* [COMPLETE THE FOLLOWING]
a – Please copy out the passage on salt-affected soils word for word, from start to finish.
b – Turn the part of the listing that opens with its first line and closes with the line containing "icon-label: a - Copy - Copy: [11, 354, 65, 383]" into a numbered list, with both ends included and blank lines left out.

:: SOURCE EXCERPT

Central Soil Salinity Research Institute, Karnal 132001, India
Introduction
High soil salinity and alkalinity have degraded about 8.5 million ha of once productive land in India. The severity of the problem is increasing, and several million ha of the canal irrigated area in the arid and semi-arid regions of the country run the risk of being degraded. Increasing human and livestock pressures on available land necessitates protracted efforts to reclaim lands which are already degraded, and to prevent their further degradation. Providing vegetative cover to such lands with suitable woody and herbaceous species can put the these lands to optimal use and also increase the forest cover of the country. The Central Soil Salinity Research Institute, Karnal, has found that trees of the genus Prosopis (mesquite) can be used for the afforestation of salt affected lands. These trees are highly salt tolerant and excellent biomass producers. The technology has been developed for their cultivation in problem areas. This paper deals with various aspects of Prosopis cultivation for the rehabilitation of salt-affected lands. The most widely cultivated species of Prosopis in the world are; P. juliflora, P. alba, P. chilensis, P. cineraria, P. pallida and P. tamarugo.
The nature of salt affected soils
Salt affected soils differ from normal soils in respect of soil reaction (pH) and soluble salt content. Visually, they are recognised by the presence of a white or greyish-white efflorescence of salts on the soil surface during dry months. Commonly they are devoid of good natural vegetation. Being poorly drained, water stagnates on the surface for long periods. Indicator plants of these soils include: Prosopis juliflora, Acacia nilotica, Capparis aphylla, Salvadora persica, Butea monosperma, Sporobolus spp., Desmostachya spp., Suaeda maritima, Kochea indica, Leptochloa fusca, Cynodon dactylon and Bracharia mutica.

::::
:: DATA IN THIS EXERCISE

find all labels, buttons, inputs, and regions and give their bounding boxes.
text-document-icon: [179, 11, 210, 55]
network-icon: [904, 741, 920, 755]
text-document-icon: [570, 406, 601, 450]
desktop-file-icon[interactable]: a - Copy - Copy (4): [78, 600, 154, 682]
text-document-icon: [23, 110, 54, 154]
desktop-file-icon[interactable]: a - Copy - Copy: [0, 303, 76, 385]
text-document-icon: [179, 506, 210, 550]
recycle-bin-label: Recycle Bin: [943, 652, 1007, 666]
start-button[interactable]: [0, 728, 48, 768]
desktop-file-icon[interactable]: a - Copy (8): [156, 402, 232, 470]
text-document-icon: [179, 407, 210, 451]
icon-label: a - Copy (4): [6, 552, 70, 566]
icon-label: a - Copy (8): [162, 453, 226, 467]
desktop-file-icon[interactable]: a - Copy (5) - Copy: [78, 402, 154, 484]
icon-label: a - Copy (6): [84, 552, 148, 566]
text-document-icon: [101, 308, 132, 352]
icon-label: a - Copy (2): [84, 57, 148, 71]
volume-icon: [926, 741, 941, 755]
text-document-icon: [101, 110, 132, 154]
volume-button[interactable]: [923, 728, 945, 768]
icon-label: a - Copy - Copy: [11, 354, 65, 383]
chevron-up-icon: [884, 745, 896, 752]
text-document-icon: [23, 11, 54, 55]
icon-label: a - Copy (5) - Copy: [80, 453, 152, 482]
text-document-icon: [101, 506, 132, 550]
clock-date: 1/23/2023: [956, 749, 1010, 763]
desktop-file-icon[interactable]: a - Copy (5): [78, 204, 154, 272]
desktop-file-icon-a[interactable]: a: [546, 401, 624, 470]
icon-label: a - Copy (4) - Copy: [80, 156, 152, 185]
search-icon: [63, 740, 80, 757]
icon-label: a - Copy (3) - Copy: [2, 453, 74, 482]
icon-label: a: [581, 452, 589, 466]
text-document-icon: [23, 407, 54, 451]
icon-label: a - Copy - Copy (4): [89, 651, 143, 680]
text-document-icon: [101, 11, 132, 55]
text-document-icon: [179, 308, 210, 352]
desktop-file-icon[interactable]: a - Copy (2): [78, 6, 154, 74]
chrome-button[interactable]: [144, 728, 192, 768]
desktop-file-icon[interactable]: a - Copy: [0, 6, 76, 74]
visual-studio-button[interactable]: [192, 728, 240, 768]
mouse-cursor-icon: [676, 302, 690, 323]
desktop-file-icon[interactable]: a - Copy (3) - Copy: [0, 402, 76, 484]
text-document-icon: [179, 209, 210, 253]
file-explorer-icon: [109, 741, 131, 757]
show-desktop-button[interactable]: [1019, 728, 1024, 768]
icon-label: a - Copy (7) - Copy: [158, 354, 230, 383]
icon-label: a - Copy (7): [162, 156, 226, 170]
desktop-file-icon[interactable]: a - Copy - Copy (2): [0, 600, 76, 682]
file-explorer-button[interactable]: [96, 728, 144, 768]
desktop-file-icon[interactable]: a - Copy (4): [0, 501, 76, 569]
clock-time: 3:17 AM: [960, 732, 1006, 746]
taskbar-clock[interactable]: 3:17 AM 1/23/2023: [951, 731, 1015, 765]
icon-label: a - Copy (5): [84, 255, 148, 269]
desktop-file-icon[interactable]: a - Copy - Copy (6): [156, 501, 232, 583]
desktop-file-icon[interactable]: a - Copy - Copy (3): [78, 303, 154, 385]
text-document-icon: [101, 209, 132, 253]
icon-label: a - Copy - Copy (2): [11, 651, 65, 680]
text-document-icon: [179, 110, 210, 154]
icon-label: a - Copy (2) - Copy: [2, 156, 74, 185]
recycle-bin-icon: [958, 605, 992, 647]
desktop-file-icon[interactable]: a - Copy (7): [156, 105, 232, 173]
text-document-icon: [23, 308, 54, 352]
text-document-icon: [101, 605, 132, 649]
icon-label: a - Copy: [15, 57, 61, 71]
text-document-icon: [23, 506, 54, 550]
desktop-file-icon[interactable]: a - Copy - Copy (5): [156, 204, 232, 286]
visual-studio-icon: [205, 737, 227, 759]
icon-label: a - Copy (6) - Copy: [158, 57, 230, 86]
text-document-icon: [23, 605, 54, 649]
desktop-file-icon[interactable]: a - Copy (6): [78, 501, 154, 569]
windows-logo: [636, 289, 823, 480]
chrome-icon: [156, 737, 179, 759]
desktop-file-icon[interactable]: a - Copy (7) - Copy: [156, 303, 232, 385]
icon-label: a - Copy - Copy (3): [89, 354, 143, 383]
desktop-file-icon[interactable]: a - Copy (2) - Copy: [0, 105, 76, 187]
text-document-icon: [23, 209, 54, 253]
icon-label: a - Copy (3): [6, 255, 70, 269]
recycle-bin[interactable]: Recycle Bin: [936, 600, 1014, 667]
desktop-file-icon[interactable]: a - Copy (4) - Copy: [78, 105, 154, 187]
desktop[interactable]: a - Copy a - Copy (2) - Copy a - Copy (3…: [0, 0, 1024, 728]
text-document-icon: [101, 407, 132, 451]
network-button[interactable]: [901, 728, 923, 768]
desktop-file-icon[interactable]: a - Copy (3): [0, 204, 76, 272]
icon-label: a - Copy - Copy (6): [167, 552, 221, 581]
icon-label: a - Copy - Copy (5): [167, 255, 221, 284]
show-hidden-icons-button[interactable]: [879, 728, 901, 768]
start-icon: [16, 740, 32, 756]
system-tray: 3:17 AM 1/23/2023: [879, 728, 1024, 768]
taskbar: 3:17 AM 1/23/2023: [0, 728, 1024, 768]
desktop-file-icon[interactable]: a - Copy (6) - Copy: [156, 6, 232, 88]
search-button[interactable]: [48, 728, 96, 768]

::::

* [EXERCISE RESULTS]
a –
Central Soil Salinity Research Institute, Karnal 132001, India
Introduction
High soil salinity and alkalinity have degraded about 8.5 million ha of once productive land in India. The severity of the problem is increasing, and several million ha of the canal irrigated area in the arid and semi-arid regions of the country run the risk of being degraded. Increasing human and livestock pressures on available land necessitates protracted efforts to reclaim lands which are already degraded, and to prevent their further degradation. Providing vegetative cover to such lands with suitable woody and herbaceous species can put the these lands to optimal use and also increase the forest cover of the country. The Central Soil Salinity Research Institute, Karnal, has found that trees of the genus Prosopis (mesquite) can be used for the afforestation of salt affected lands. These trees are highly salt tolerant and excellent biomass producers. The technology has been developed for their cultivation in problem areas. This paper deals with various aspects of Prosopis cultivation for the rehabilitation of salt-affected lands. The most widely cultivated species of Prosopis in the world are; P. juliflora, P. alba, P. chilensis, P. cineraria, P. pallida and P. tamarugo.
The nature of salt affected soils
Salt affected soils differ from normal soils in respect of soil reaction (pH) and soluble salt content. Visually, they are recognised by the presence of a white or greyish-white efflorescence of salts on the soil surface during dry months. Commonly they are devoid of good natural vegetation. Being poorly drained, water stagnates on the surface for long periods. Indicator plants of these soils include: Prosopis juliflora, Acacia nilotica, Capparis aphylla, Salvadora persica, Butea monosperma, Sporobolus spp., Desmostachya spp., Suaeda maritima, Kochea indica, Leptochloa fusca, Cynodon dactylon and Bracharia mutica.

b –
1. find all labels, buttons, inputs, and regions and give their bounding boxes.
2. text-document-icon: [179, 11, 210, 55]
3. network-icon: [904, 741, 920, 755]
4. text-document-icon: [570, 406, 601, 450]
5. desktop-file-icon[interactable]: a - Copy - Copy (4): [78, 600, 154, 682]
6. text-document-icon: [23, 110, 54, 154]
7. desktop-file-icon[interactable]: a - Copy - Copy: [0, 303, 76, 385]
8. text-document-icon: [179, 506, 210, 550]
9. recycle-bin-label: Recycle Bin: [943, 652, 1007, 666]
10. start-button[interactable]: [0, 728, 48, 768]
11. desktop-file-icon[interactable]: a - Copy (8): [156, 402, 232, 470]
12. text-document-icon: [179, 407, 210, 451]
13. icon-label: a - Copy (4): [6, 552, 70, 566]
14. icon-label: a - Copy (8): [162, 453, 226, 467]
15. desktop-file-icon[interactable]: a - Copy (5) - Copy: [78, 402, 154, 484]
16. icon-label: a - Copy (6): [84, 552, 148, 566]
17. text-document-icon: [101, 308, 132, 352]
18. icon-label: a - Copy (2): [84, 57, 148, 71]
19. volume-icon: [926, 741, 941, 755]
20. text-document-icon: [101, 110, 132, 154]
21. volume-button[interactable]: [923, 728, 945, 768]
22. icon-label: a - Copy - Copy: [11, 354, 65, 383]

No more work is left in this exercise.